** Information provided **
=-=-=

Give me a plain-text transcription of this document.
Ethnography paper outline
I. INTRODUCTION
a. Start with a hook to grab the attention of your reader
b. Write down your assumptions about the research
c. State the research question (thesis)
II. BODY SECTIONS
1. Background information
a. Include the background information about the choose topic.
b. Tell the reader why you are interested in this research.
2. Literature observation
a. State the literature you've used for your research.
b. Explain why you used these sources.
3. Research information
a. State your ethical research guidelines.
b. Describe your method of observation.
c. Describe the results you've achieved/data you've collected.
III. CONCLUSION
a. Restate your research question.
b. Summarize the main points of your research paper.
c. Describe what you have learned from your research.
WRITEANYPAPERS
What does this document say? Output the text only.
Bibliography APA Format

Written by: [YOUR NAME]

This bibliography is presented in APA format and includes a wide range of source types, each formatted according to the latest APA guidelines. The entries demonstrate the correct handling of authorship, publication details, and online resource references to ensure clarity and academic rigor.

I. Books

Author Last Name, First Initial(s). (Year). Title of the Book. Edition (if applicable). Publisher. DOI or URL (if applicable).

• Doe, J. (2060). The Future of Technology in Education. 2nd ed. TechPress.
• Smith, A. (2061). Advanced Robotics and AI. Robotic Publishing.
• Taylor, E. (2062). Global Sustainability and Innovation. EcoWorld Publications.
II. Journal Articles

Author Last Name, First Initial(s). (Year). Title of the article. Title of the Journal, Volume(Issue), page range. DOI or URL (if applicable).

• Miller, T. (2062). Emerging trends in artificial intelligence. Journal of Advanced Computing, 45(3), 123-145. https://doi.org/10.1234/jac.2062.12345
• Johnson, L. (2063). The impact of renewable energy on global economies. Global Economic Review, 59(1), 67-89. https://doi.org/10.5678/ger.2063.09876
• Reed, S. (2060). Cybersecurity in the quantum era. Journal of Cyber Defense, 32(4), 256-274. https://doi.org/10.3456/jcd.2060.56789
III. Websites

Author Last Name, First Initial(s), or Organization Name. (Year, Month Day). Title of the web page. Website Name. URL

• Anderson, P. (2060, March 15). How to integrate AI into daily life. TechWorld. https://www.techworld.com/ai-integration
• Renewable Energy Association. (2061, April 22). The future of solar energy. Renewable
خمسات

=-=-=

** Task instructions **
Sift through the entries and copy every line with "text".

** Exercise answer **
Give me a plain-text transcription of this document.
What does this document say? Output the text only.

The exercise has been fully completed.